Neriman ERALP

 

Ben başka bir yazı yazmaya oturdum. Fakat parmaklarlımdan bilgisayarımın ekranına Maskeli Seçim başlığı aktı. Maskeli insanlar. Onlar bize kendilerini kendi istedikleri gibi göstermeye çalışıyorlar. İnsanlar niçin maske takar? Bu sorunun yanıtı insanın yetiştiği ailede ve sosyal çevrede, politik hedeflerinde yatar.

 

Örneğin seçmenin adayı adam yerine koyması için, onun seçmenin duymak istediği şeyleri konuşması, arzu ettiklerine işaret etmesi, açsa onu içirip doyurması gerekir. Örneğin şimdi, HÖH-DPS milletvekilleri düğün masraflarını çektiği için, Çingene mahallerinde birkaç düğünün birden yapıldığı gibi örnekler çoktur. Başkasının şeyiyle gerdeğe girilmez deseler de, bugün esen rüzgâr budur.

 

Maskelinin kendisi için yazdığı şiir şöyledir:

 

MASKE

 

            Bana aldanmayın!

            Yüzüm bir maskedir,

Sizi aldatmasın.

Binlerce maskem var,

İndirmeye korkuyorum

Ve

Hiçbiri ben değilim…

 

Biz maskenin ardındaki korku ve yalnızlık içinde bocalayan kişiyi hissettiğimizde savunuya geçeriz, böylece bir şey yapmasak bile karşımızdakinin maskesini indiririz. Fikir değiştiririz. Yeni karar alırız. İşte bu nokta yeni seçim yapma anıdır. Şimdi biz böyle bir zaman kesimindeyiz.

 

Kuşkusuz bu birden bire olmuyor. Önce aldatılmış olmamıza tepki olan içsel kin ve nefret kükremesi yaşarız. Çünkü maskeli adam maskesini bilinçli olarak takmıştır. O bu maskeyi ya kendisi yapmış ve takmış ya da ona maske ve rol veren birisi vardır. Bu rol vermek insanlar arasındaki ilişkiyle olur.  Maskelinin hedefi bizi aldatmak, bizi doğru yoldan şaşırtmaktır. Örneğin 1990’da Ahmet Doğan ve gizli polis ajanı arkadaşlarının Hak ve Özgürlük Hareketi maskesi ardına gizlenip Bulgaristan Türk ve Müslümanlarının arasına öncü özgürlük savaşçıları gibi sızmaları; gerçek özgürlük savaşımcılarını topluca aldatmaları ibret vericidir. Bu HÖH-DPS maskesiyle yapıldı. O zaman maskelilerden şüphelenen olmadı. Bu iş onları “kahraman yaptı”, “ödüllendirildiler”, çok paralar ödendi, köpek kulübesinden saraylara taşıdı. Bir maskeli tarafından ustaca ve topluca aldatılmamız sosyalistim deyip totaliter zulüm dayatan ve anamızdan emdiğimiz süttü burnumuzdan getiren Todor Jivkov tarafından takdir edildi. T. Jivkov A. Doğanla “Sekvoe” dağ evinde 4 saat görüştü. Başka hiç kimseyi bu kadar uzun kabul etmemiştir. Bu görüşmede,  ajan Sava-Ahmet’e maske değiştirme kuramı öğretildi. O da yeni yeni maskeler taktı.

→ **Yapılacak işler**:
a - Maskeli seçim yazısında "Ben başka bir" sözlerinin geçtiği yerden başlayın, "politik hedeflerinde yatar." sözlerinden sonra durun ve aradaki bölümü harfi harfine yeniden yazın.
b - Maskeli seçim yazısına göre T. Jivkov ile A. Doğan "Sekvoe" dağ evinde kaç saat görüştü?
Yalnızca bu yazıdaki bilgileri kullanın.

→ **Verilen öğeler**:

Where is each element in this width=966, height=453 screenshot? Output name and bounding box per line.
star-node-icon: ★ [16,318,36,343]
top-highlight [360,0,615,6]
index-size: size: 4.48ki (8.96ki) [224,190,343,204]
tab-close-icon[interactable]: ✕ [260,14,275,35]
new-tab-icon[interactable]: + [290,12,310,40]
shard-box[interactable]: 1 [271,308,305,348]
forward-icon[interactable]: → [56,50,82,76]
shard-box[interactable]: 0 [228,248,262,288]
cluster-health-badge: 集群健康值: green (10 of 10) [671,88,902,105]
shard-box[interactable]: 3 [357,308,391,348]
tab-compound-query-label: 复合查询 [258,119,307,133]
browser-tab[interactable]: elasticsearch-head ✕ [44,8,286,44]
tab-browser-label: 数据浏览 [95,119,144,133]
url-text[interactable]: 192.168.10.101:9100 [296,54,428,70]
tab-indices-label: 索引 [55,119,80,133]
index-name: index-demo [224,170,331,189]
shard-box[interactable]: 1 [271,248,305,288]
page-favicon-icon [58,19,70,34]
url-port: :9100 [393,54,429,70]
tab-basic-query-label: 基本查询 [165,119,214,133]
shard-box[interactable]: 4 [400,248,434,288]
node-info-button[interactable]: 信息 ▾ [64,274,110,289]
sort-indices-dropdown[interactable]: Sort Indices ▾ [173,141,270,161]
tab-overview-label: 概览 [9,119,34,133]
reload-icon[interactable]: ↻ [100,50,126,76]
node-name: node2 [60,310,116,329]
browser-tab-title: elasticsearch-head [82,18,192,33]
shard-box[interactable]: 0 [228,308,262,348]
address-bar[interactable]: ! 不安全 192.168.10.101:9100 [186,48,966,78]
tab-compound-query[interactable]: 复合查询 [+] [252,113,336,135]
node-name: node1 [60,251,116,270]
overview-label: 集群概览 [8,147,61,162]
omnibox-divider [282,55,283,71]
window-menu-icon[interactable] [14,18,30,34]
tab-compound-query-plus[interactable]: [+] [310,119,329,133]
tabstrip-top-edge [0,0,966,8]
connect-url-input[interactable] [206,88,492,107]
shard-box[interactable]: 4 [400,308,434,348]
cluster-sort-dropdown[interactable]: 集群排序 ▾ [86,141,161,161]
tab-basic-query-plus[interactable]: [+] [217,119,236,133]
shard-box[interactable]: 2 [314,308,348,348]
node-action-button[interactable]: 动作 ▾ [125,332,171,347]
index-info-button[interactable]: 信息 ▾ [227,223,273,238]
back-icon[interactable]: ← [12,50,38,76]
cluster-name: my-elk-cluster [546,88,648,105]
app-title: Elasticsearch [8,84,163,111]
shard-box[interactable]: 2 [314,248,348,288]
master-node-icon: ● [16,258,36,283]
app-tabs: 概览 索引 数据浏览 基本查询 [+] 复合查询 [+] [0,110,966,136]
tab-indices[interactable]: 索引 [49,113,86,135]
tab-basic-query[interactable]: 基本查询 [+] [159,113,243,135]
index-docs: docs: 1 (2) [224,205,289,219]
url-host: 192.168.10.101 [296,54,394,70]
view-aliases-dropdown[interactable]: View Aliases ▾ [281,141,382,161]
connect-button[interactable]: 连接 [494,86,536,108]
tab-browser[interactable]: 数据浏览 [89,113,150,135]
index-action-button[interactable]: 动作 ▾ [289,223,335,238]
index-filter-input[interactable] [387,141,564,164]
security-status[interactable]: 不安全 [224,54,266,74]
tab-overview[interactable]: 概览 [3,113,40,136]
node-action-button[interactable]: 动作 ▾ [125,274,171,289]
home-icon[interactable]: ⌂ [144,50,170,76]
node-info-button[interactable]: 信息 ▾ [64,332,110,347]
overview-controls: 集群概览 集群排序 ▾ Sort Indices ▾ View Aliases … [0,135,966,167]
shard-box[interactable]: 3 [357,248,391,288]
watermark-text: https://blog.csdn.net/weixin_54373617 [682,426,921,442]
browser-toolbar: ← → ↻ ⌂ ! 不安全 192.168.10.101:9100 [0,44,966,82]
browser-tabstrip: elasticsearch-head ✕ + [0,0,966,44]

→ **Alıştırma sonuçları**:
a -
Ben başka bir yazı yazmaya oturdum. Fakat parmaklarlımdan bilgisayarımın ekranına Maskeli Seçim başlığı aktı. Maskeli insanlar. Onlar bize kendilerini kendi istedikleri gibi göstermeye çalışıyorlar. İnsanlar niçin maske takar? Bu sorunun yanıtı insanın yetiştiği ailede ve sosyal çevrede, politik hedeflerinde yatar.

b - 4 saat.